TESTO DELLA PAGINA -
"L'organo esecutivo ha inteso disciplinare materie esulanti dall’ambito delle sue attribuzioni, e riservate, invece, alla competenza dell’organo assembleare", scrive il giudice Clelia Buonocore, accogliendo il ricorso del comitato Articolo 49. In pratica il commissario non avrebbe potuto riorganizzare i circoli capitolini, visto che questo potere spettava invece all'Assemblea. Il partito romano: "Faremo appello ma la delibera impugnata non è più in vigore"
Due anni fa avevano portato in tribunale il commissario del Pd romano, Matteo Orfini. Il motivo? Contestavano le modalità di rirganizzazione dei circoli dem nell’Urbe. E adesso che da quella denuncia sono passati meno di due anni il tribunale ha deciso di dargli ragione. La terza sezione civile del tribunale di Roma, infatti, ha accolto il ricorso presentato dal comitato Articolo 49 contro la ristrutturazione del partito decisa da Orfini nel giugno del 2015, dopo lo scandalo di Mafia capitale. Una sentenza che, però, secondo il Pd capitolino non avrebbe alcun effetto concreto perché superata da un nuovo regolamento. Ma andiamo con ordine.
A sancire che l’illegittimità della riorganizzazione dei circoli dem nella capitale è il giudice Clelia Buonocore che nella sua sentenza scrive:”L’organo esecutivo ha inteso disciplinare materie esulanti dall’ambito delle sue attribuzioni, e riservate, invece, alla competenza dell’organo assembleare”. In pratica Orfini da commissario non poteva riorganizzare il partito romano, visto che questo potere spettava invece all’Assemblea. “È riservata senz’altro all’organo assembleare la competenza a regolamentare le materie della delibera impugnata (iscrizione al Partito democratico Città di Roma, organizzazione dei Circoli della Federazione)”, si legge sempre nella stessa sentenza. “La circostanza che la delibera in contestazione sia stata adottata da organo incompetente vale di per sé a condurre al relativo annullamento“, conclude dunque la giudice, che ha anche condannato la Federazione romana del Pd al pagamento di 18.824 euro di spese processuali.

ELENCO MOSTRATO -
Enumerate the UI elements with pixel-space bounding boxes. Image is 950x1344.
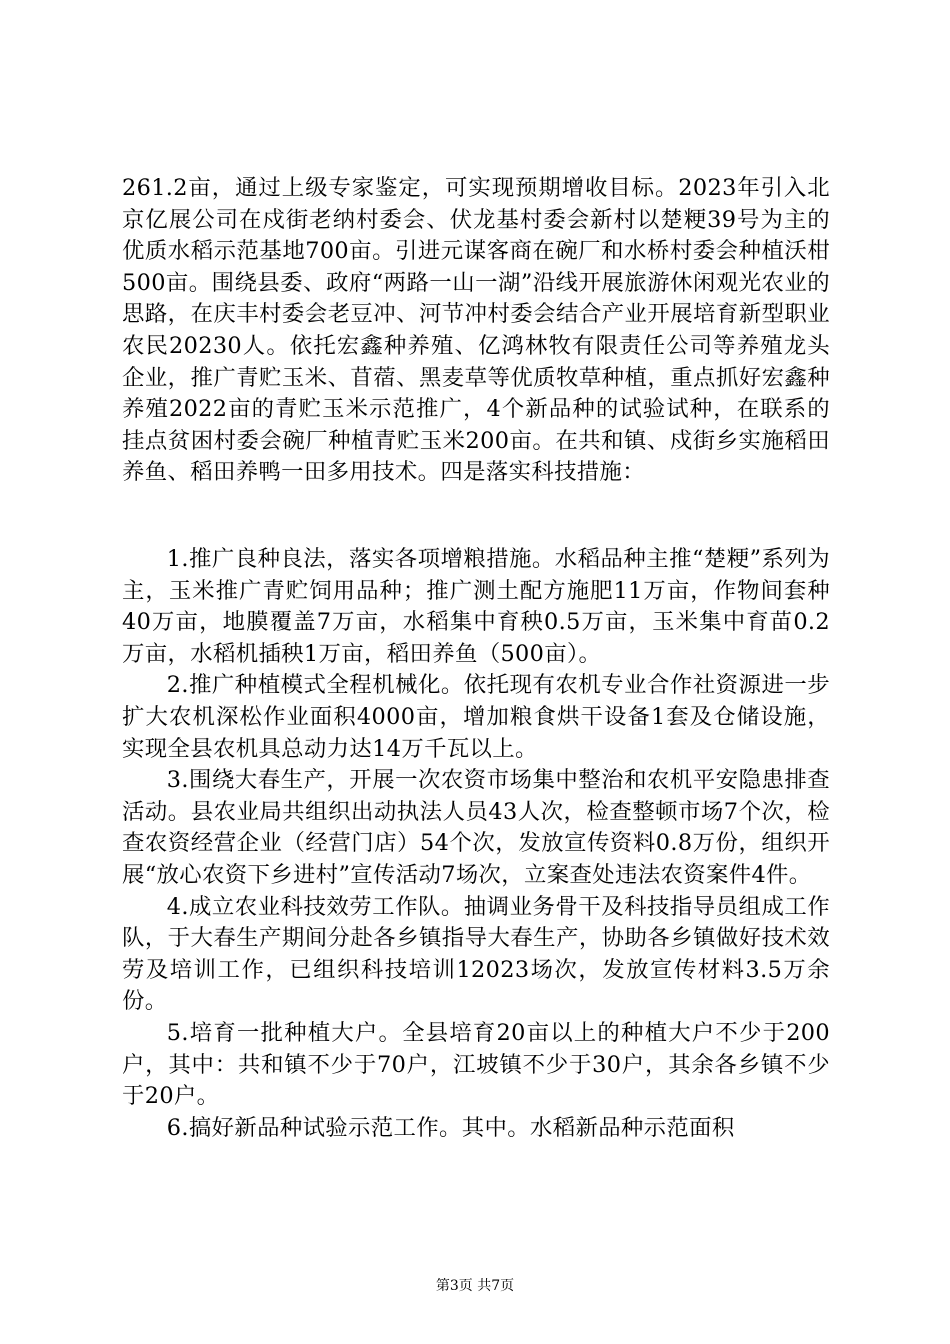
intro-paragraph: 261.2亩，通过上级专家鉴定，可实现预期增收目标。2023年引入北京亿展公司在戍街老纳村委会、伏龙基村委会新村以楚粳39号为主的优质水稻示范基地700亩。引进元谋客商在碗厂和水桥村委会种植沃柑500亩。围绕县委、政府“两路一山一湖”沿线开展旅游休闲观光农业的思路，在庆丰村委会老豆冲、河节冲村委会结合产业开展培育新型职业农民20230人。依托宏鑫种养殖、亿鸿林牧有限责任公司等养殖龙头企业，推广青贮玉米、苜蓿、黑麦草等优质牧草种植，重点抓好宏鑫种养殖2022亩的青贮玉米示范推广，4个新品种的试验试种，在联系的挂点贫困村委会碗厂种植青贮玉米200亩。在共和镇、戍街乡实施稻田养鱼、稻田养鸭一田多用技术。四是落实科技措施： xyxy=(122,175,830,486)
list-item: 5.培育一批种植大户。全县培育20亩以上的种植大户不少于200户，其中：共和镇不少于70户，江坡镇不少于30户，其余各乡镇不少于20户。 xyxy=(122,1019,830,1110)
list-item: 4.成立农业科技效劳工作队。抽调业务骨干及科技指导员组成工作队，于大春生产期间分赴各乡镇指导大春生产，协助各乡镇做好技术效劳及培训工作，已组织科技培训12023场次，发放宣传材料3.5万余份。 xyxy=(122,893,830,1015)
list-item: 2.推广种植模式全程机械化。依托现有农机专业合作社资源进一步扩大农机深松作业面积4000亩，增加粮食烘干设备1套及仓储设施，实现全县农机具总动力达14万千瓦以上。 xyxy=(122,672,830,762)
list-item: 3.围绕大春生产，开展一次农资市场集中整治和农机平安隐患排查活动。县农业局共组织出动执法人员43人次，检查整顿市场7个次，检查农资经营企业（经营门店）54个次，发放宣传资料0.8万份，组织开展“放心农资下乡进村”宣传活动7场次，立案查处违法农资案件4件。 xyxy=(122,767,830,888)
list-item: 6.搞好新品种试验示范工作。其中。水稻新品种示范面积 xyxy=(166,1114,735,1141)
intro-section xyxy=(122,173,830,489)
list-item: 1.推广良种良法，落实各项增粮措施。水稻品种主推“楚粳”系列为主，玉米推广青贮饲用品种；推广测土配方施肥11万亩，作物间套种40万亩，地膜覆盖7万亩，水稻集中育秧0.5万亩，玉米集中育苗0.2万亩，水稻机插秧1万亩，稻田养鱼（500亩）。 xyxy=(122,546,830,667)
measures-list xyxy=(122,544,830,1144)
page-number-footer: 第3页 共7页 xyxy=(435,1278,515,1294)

==

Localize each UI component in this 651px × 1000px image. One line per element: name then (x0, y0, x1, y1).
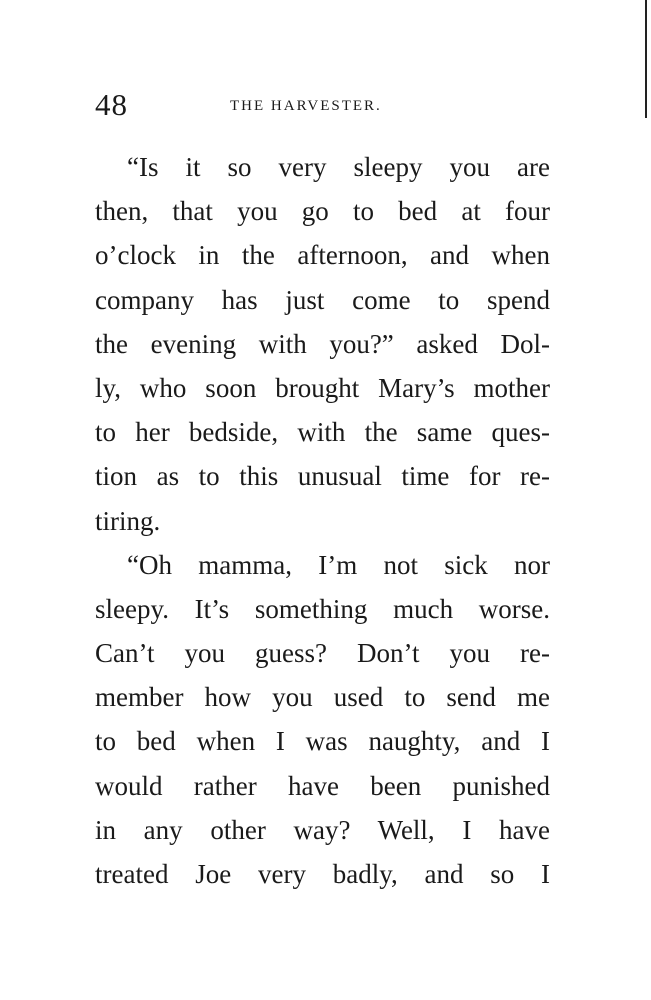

BREVE ESERCIZIO A - Ricopia fedelmente dall'elenco la parte che si apre con la riga contenente "Enumerate the UI" e si chiude con quella contenente "page-number-footer: 第3页 共7页", entrambe comprese. Lascia fuori dalla risposta le immagini.
BREVE ESERCIZIO B - Per favore, prosegui l'articolo sulla sentenza che ha annullato la riorganizzazione dei circoli del Pd romano, riprendendo subito dopo la sua ultima frase.

RISPOSTA A -
Enumerate the UI elements with pixel-space bounding boxes. Image is 950x1344.
intro-paragraph: 261.2亩，通过上级专家鉴定，可实现预期增收目标。2023年引入北京亿展公司在戍街老纳村委会、伏龙基村委会新村以楚粳39号为主的优质水稻示范基地700亩。引进元谋客商在碗厂和水桥村委会种植沃柑500亩。围绕县委、政府“两路一山一湖”沿线开展旅游休闲观光农业的思路，在庆丰村委会老豆冲、河节冲村委会结合产业开展培育新型职业农民20230人。依托宏鑫种养殖、亿鸿林牧有限责任公司等养殖龙头企业，推广青贮玉米、苜蓿、黑麦草等优质牧草种植，重点抓好宏鑫种养殖2022亩的青贮玉米示范推广，4个新品种的试验试种，在联系的挂点贫困村委会碗厂种植青贮玉米200亩。在共和镇、戍街乡实施稻田养鱼、稻田养鸭一田多用技术。四是落实科技措施： xyxy=(122,175,830,486)
list-item: 5.培育一批种植大户。全县培育20亩以上的种植大户不少于200户，其中：共和镇不少于70户，江坡镇不少于30户，其余各乡镇不少于20户。 xyxy=(122,1019,830,1110)
list-item: 4.成立农业科技效劳工作队。抽调业务骨干及科技指导员组成工作队，于大春生产期间分赴各乡镇指导大春生产，协助各乡镇做好技术效劳及培训工作，已组织科技培训12023场次，发放宣传材料3.5万余份。 xyxy=(122,893,830,1015)
list-item: 2.推广种植模式全程机械化。依托现有农机专业合作社资源进一步扩大农机深松作业面积4000亩，增加粮食烘干设备1套及仓储设施，实现全县农机具总动力达14万千瓦以上。 xyxy=(122,672,830,762)
list-item: 3.围绕大春生产，开展一次农资市场集中整治和农机平安隐患排查活动。县农业局共组织出动执法人员43人次，检查整顿市场7个次，检查农资经营企业（经营门店）54个次，发放宣传资料0.8万份，组织开展“放心农资下乡进村”宣传活动7场次，立案查处违法农资案件4件。 xyxy=(122,767,830,888)
list-item: 6.搞好新品种试验示范工作。其中。水稻新品种示范面积 xyxy=(166,1114,735,1141)
intro-section xyxy=(122,173,830,489)
list-item: 1.推广良种良法，落实各项增粮措施。水稻品种主推“楚粳”系列为主，玉米推广青贮饲用品种；推广测土配方施肥11万亩，作物间套种40万亩，地膜覆盖7万亩，水稻集中育秧0.5万亩，玉米集中育苗0.2万亩，水稻机插秧1万亩，稻田养鱼（500亩）。 xyxy=(122,546,830,667)
measures-list xyxy=(122,544,830,1144)
page-number-footer: 第3页 共7页 xyxy=(435,1278,515,1294)

RISPOSTA B -
“In merito alla sentenza emessa in data odierna dal tribunale civile sulla delibera di organizzazione del giugno 2015, giova ricordare che detta delibera non è più in vigore. Da dicembre 2016 infatti è stata emanata una nuova delibera – di cui il giudice non poteva avere conoscenza – che regola la nostra vita interna. Gli effetti concreti della sentenza sulla organizzazione della federazione e del congresso sono dunque inesistenti. Per quanto riguarda il merito della sentenza, la federazione si riserva di proporre appello”, fanno sapere invece dal Pd Roma. Nel frattempo, però, i ricorrenti esultano. “Ora abbiamo una prima sentenza che ci dà ragione, e che afferma che il commissario del Pd Roma, nonché presidente nazionale del Pd, Matteo Orfini, ha impostato su una strada illegittima tutta la sua azione di riorganizzazione del partito romano”, dicono gli esponenti del comitato Articolo 49, chiamato così in omaggio al diritto di libera adesione dei cittadini ai partiti politici sancito dalla Costituzione.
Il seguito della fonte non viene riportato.